=== Stored rows ===

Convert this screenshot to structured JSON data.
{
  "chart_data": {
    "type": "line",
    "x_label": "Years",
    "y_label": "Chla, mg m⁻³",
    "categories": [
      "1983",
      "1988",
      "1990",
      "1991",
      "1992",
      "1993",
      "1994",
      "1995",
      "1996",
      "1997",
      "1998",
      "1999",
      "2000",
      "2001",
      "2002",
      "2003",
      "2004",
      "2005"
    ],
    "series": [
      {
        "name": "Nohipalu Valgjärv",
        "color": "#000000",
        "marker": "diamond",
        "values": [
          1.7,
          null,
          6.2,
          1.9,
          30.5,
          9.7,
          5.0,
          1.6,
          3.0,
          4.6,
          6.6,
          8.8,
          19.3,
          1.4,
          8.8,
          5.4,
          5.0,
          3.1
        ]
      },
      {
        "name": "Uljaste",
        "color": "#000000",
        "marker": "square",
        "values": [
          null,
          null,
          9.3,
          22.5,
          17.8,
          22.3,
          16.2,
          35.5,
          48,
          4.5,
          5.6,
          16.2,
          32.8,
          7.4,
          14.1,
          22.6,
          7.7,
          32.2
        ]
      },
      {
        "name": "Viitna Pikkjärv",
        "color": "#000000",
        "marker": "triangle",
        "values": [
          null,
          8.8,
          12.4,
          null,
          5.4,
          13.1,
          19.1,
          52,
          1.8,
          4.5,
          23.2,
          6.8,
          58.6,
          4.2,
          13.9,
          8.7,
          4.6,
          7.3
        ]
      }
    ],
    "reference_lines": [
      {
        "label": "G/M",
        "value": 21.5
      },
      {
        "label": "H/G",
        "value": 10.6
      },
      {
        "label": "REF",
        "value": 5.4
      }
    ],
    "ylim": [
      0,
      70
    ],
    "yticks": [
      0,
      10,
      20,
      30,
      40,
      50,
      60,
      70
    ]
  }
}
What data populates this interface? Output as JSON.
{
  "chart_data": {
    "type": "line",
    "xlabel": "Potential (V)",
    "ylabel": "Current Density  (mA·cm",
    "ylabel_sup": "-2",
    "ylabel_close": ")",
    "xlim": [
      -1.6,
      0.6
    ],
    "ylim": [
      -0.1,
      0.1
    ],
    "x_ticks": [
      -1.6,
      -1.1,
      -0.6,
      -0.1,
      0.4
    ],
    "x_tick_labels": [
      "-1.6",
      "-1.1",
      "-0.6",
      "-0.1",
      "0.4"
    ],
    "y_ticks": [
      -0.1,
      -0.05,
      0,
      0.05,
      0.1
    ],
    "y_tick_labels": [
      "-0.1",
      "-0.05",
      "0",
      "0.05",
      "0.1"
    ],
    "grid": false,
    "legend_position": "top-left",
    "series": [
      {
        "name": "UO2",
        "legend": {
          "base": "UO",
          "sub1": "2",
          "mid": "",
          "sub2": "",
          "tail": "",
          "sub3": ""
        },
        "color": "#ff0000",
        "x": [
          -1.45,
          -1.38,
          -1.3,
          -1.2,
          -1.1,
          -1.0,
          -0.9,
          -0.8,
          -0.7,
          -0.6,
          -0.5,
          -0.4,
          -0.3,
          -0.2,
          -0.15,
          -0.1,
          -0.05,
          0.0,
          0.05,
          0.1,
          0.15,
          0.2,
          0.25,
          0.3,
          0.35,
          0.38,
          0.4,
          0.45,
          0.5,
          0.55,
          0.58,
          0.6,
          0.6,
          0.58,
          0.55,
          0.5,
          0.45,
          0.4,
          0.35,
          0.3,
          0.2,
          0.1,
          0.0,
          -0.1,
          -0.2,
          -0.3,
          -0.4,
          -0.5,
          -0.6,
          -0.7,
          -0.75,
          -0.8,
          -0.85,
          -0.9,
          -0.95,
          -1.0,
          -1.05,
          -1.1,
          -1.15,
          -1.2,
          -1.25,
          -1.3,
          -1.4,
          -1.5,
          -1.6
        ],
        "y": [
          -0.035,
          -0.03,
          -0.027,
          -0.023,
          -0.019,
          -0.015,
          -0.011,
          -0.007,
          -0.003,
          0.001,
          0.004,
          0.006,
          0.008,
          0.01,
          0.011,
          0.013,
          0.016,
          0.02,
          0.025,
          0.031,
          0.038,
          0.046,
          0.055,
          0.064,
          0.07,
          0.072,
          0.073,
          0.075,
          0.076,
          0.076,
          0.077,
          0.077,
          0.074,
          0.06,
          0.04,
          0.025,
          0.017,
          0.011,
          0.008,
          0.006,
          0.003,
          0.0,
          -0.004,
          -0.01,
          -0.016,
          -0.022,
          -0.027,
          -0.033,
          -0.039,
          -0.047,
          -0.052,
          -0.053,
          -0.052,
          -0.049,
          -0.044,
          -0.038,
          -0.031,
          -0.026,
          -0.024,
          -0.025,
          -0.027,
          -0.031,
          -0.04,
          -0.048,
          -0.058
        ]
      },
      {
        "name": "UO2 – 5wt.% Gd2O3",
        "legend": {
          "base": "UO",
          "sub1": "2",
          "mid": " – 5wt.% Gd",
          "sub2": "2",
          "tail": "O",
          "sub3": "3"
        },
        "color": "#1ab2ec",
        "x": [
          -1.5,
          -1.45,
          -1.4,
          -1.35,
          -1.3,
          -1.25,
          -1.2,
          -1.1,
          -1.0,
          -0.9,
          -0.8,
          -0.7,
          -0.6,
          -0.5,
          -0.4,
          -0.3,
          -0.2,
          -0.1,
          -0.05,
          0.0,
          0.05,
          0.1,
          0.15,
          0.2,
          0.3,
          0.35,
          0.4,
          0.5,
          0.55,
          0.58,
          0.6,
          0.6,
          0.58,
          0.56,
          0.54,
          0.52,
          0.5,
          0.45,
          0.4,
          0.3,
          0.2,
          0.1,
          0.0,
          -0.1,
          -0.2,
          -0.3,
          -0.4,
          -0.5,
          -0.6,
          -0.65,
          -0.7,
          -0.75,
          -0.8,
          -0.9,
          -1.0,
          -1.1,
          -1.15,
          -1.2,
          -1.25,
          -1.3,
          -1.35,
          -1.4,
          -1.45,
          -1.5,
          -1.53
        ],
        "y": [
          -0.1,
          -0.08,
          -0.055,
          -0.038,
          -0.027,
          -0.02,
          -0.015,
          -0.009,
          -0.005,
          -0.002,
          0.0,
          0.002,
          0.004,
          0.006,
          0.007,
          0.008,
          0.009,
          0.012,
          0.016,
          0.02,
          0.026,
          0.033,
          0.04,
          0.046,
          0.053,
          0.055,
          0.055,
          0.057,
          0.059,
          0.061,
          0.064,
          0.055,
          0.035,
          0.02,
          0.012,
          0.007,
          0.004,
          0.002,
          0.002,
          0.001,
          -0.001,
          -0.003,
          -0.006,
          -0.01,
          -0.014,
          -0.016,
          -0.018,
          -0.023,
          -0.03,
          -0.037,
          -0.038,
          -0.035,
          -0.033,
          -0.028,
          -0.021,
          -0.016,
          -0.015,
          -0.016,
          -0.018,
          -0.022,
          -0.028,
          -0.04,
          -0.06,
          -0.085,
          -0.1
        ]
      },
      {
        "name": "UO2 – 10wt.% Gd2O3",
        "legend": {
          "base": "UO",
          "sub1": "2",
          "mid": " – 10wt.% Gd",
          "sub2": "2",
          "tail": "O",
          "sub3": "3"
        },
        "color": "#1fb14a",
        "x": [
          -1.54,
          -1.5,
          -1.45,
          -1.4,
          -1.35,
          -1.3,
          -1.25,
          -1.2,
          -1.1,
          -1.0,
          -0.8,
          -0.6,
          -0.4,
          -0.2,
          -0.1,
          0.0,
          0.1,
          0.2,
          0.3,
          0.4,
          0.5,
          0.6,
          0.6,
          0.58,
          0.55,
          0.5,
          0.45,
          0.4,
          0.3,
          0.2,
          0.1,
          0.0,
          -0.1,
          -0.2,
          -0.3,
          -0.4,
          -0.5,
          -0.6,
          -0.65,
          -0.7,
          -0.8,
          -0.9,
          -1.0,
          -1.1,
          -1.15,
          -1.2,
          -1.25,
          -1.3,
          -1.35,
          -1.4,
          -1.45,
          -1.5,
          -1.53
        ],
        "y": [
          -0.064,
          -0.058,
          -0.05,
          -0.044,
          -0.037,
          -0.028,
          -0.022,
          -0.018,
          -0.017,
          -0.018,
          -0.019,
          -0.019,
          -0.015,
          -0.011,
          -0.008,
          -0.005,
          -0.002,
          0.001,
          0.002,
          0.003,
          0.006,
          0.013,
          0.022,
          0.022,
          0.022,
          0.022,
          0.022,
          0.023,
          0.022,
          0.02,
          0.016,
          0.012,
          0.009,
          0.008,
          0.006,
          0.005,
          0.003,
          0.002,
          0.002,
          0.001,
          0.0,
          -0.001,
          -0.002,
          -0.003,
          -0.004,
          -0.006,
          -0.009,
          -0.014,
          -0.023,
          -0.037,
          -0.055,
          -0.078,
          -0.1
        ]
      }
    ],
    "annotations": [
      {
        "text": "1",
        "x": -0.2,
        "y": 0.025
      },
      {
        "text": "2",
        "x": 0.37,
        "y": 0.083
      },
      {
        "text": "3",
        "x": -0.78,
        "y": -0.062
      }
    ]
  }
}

===

Exercise goal:
Lines containing the string "JSON" are to be selected and copied.

Correct output:
Convert this screenshot to structured JSON data.
What data populates this interface? Output as JSON.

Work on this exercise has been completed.